Records from a dataset:
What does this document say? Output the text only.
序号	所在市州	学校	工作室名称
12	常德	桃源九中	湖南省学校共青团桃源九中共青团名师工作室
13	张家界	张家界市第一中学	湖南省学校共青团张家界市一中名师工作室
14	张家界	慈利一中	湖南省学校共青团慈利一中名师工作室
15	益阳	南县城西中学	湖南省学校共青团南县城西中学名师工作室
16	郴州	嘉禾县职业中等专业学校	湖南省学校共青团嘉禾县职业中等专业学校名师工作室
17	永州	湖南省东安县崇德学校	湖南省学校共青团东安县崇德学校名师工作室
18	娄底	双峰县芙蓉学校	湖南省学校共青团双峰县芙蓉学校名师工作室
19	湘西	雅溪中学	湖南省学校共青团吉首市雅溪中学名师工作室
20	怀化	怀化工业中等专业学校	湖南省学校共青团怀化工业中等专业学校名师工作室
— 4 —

What you have to do: Working from the material above, retype it in its entirety without change.

Result of the task:
What does this document say? Output the text only.
序号	所在市州	学校	工作室名称
12	常德	桃源九中	湖南省学校共青团桃源九中共青团名师工作室
13	张家界	张家界市第一中学	湖南省学校共青团张家界市一中名师工作室
14	张家界	慈利一中	湖南省学校共青团慈利一中名师工作室
15	益阳	南县城西中学	湖南省学校共青团南县城西中学名师工作室
16	郴州	嘉禾县职业中等专业学校	湖南省学校共青团嘉禾县职业中等专业学校名师工作室
17	永州	湖南省东安县崇德学校	湖南省学校共青团东安县崇德学校名师工作室
18	娄底	双峰县芙蓉学校	湖南省学校共青团双峰县芙蓉学校名师工作室
19	湘西	雅溪中学	湖南省学校共青团吉首市雅溪中学名师工作室
20	怀化	怀化工业中等专业学校	湖南省学校共青团怀化工业中等专业学校名师工作室
— 4 —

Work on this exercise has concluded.